Exercise
Filter the records for "increased" and keep each line that has it.

Dataset records
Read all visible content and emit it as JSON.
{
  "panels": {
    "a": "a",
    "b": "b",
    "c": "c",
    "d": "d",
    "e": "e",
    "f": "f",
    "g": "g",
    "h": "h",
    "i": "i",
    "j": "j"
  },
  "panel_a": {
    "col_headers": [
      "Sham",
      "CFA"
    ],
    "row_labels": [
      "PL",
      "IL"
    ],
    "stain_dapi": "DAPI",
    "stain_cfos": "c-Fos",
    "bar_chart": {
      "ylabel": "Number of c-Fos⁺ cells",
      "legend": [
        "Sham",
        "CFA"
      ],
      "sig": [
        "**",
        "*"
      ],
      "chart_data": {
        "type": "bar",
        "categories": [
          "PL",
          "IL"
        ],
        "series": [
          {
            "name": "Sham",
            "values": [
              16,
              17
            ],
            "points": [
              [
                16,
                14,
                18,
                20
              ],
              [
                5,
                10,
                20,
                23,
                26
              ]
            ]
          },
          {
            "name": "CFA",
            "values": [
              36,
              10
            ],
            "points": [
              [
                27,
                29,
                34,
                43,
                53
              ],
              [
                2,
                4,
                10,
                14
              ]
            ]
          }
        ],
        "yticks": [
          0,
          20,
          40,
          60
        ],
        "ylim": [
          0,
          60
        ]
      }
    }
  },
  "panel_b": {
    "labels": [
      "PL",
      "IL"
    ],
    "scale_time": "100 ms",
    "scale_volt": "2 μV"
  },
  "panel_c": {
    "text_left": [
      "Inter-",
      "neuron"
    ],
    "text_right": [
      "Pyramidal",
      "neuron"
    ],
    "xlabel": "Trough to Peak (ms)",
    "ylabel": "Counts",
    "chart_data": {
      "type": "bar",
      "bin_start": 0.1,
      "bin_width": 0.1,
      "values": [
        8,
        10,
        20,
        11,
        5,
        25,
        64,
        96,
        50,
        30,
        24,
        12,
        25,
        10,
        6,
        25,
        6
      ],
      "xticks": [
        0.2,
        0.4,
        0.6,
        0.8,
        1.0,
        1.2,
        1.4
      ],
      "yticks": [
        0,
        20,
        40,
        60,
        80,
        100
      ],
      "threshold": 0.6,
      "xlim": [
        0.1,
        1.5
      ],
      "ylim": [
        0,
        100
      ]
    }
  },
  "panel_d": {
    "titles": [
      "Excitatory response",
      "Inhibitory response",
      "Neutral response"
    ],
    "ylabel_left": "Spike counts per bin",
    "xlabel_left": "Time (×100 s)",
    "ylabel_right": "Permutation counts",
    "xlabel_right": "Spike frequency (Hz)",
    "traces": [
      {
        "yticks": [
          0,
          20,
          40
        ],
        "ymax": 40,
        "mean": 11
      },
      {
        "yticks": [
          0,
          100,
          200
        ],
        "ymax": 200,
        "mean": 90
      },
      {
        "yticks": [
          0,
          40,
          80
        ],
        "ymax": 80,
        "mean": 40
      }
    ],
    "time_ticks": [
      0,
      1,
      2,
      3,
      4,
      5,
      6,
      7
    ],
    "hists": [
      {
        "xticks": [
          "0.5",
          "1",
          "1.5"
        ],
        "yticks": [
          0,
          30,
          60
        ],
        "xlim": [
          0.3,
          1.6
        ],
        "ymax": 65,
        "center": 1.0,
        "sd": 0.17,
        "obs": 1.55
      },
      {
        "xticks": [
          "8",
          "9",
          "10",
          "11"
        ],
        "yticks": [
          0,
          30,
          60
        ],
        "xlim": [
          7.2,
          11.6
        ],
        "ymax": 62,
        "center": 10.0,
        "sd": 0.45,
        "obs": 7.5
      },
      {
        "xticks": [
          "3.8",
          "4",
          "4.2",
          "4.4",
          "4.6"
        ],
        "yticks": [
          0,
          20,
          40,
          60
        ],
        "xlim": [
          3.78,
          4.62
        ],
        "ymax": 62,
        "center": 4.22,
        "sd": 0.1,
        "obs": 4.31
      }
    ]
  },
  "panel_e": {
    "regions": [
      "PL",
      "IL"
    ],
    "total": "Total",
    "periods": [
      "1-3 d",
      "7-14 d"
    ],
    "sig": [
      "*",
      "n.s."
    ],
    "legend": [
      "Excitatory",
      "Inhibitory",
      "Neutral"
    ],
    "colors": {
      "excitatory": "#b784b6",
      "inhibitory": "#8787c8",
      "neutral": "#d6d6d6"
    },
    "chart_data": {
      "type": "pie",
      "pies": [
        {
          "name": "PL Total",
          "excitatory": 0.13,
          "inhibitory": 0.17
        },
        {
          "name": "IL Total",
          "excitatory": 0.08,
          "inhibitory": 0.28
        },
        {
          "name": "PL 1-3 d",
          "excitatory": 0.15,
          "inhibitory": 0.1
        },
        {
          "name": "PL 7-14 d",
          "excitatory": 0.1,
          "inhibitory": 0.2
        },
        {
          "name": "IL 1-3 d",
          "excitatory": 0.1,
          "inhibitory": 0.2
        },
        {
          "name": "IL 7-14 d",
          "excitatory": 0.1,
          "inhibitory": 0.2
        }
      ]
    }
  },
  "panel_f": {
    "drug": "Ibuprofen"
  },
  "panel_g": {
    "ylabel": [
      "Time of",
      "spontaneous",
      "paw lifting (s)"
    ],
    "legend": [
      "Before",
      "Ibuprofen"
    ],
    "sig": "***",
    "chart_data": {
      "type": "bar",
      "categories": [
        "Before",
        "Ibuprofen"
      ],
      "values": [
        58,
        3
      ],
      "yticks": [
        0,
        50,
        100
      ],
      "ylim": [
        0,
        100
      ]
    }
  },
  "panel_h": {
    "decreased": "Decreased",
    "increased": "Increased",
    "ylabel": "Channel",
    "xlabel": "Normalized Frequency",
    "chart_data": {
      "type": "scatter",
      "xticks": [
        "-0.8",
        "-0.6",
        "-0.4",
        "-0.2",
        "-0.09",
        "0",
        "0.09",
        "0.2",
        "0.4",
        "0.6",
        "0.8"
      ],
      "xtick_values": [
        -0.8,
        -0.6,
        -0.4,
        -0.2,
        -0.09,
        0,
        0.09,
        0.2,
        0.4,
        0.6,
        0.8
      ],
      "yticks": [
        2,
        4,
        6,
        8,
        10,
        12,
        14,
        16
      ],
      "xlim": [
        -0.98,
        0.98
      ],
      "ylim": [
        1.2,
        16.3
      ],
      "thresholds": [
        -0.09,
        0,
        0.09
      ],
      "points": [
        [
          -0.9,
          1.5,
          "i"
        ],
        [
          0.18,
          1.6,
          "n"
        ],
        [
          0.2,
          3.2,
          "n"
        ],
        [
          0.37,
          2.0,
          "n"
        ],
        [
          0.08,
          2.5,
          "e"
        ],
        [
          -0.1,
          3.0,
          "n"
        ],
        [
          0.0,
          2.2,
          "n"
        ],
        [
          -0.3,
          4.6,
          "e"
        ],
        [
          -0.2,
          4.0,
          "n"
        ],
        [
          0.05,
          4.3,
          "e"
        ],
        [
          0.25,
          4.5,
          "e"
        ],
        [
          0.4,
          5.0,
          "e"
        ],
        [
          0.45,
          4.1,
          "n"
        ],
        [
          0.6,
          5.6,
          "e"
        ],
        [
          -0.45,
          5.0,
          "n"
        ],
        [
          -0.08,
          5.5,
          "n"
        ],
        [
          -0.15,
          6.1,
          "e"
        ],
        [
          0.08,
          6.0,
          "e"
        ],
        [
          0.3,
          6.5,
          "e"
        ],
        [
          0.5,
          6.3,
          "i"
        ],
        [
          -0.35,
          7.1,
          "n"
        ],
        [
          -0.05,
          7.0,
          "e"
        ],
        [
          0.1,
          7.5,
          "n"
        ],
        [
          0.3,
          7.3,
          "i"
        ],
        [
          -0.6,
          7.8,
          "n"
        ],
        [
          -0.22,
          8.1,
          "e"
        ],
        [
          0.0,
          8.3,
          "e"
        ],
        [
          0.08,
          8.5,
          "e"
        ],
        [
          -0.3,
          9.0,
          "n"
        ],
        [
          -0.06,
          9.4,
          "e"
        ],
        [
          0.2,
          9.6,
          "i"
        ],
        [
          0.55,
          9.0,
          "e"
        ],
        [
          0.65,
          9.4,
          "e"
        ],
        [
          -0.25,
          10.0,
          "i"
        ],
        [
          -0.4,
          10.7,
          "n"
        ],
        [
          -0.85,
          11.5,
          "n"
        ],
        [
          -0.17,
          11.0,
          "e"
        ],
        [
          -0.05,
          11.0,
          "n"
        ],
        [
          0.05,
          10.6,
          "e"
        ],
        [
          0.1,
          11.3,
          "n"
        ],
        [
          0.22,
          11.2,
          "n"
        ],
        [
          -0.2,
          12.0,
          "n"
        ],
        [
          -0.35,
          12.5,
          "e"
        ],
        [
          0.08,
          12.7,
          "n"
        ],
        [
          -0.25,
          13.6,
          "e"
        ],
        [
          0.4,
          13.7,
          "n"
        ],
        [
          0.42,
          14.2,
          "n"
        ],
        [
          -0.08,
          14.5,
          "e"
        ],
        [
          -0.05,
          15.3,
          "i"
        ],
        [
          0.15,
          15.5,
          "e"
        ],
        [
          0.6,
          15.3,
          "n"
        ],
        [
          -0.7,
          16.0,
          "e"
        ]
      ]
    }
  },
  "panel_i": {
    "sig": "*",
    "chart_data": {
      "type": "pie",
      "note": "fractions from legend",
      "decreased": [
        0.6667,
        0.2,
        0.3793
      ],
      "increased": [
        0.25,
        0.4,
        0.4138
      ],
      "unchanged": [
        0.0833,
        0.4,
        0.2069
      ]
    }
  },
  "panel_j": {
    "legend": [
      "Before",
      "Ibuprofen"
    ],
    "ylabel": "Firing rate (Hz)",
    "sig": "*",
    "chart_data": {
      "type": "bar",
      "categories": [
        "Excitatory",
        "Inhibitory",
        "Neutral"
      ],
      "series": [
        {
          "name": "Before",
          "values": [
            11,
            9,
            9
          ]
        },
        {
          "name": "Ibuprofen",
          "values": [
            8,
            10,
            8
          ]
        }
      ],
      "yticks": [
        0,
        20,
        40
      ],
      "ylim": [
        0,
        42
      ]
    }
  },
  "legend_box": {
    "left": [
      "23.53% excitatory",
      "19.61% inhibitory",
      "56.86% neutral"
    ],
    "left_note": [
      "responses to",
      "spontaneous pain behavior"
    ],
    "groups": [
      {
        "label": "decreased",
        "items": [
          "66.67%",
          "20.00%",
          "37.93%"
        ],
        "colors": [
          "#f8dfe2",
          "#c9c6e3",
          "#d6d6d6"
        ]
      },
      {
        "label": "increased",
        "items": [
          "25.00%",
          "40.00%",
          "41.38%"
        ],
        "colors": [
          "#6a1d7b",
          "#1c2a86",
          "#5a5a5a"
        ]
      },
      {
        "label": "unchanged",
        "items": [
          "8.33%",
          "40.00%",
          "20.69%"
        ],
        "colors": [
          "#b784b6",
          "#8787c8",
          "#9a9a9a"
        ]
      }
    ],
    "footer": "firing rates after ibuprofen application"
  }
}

Exercise result
    "increased": "Increased",
      "increased": [
        "label": "increased",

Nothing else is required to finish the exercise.